In the data below, work out how many lines contain the string "colorbar", with case taken into account. Give only the number.
— begin DATASET EXTRACT —
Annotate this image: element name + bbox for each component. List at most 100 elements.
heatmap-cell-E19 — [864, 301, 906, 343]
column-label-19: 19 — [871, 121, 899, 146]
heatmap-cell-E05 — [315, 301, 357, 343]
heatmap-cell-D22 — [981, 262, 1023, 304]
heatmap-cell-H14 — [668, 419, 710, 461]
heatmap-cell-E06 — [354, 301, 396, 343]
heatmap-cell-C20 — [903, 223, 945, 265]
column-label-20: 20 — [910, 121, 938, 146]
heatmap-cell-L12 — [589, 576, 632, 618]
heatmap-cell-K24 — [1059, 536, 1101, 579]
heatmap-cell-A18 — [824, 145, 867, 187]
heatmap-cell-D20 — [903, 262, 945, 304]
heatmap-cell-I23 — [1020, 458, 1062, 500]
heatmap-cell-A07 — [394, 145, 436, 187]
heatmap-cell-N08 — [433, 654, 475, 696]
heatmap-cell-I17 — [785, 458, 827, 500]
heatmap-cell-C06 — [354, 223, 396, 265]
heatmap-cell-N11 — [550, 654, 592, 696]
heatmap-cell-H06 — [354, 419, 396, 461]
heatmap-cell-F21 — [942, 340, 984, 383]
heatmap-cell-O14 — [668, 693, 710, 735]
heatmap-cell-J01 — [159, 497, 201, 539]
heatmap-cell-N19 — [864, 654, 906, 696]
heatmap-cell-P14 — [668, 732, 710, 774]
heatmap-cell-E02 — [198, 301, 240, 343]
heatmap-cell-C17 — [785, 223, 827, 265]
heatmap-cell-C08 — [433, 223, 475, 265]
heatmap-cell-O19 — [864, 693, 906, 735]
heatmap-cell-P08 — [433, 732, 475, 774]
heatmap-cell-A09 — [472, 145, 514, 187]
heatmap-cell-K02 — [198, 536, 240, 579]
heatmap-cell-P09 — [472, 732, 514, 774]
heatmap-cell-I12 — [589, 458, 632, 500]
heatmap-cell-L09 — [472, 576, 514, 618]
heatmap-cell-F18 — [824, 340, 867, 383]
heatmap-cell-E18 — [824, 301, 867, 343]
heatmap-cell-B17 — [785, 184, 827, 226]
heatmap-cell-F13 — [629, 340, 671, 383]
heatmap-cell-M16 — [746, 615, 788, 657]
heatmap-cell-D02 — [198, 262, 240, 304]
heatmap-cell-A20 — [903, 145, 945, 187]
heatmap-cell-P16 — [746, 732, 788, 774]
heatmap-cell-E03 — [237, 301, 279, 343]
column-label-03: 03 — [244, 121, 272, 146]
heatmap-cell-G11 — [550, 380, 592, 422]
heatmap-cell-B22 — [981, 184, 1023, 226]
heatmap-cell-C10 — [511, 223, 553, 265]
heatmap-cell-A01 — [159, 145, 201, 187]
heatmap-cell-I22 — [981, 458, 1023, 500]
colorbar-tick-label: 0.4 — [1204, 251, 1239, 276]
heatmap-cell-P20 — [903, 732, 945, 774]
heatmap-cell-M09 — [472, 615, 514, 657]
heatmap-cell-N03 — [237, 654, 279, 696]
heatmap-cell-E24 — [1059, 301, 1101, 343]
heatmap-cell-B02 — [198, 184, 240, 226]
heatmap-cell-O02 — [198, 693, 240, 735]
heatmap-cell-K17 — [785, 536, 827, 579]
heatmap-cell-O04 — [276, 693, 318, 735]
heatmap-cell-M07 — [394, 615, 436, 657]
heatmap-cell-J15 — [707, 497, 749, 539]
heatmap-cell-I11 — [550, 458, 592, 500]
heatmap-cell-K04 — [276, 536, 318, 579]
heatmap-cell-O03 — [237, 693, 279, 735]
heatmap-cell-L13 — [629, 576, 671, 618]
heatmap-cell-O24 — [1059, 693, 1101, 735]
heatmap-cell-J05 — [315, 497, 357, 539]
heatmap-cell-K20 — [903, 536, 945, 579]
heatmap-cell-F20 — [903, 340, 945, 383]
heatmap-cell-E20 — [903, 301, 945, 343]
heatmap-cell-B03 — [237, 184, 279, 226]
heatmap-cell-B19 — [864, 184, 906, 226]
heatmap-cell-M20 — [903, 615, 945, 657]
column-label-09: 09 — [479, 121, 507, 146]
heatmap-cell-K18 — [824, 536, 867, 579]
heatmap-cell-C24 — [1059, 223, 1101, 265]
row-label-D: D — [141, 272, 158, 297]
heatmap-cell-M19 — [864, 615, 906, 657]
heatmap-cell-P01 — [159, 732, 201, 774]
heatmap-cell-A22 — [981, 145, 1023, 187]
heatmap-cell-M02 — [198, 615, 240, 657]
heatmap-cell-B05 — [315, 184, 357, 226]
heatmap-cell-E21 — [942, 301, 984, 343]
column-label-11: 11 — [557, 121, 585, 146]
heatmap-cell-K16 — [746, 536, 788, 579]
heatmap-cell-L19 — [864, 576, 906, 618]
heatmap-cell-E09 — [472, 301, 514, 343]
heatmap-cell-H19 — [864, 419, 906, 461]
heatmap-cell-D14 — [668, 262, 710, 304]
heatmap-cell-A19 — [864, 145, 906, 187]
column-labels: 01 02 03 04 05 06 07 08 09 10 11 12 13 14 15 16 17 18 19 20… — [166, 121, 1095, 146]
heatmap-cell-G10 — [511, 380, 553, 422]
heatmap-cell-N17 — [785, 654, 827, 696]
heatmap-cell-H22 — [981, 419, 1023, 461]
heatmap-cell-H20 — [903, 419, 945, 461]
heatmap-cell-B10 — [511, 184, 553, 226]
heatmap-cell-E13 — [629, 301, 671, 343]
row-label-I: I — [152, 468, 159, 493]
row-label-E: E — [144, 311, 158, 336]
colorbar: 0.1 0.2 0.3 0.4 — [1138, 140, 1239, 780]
— end DATASET EXTRACT —
■ THE ANSWER
2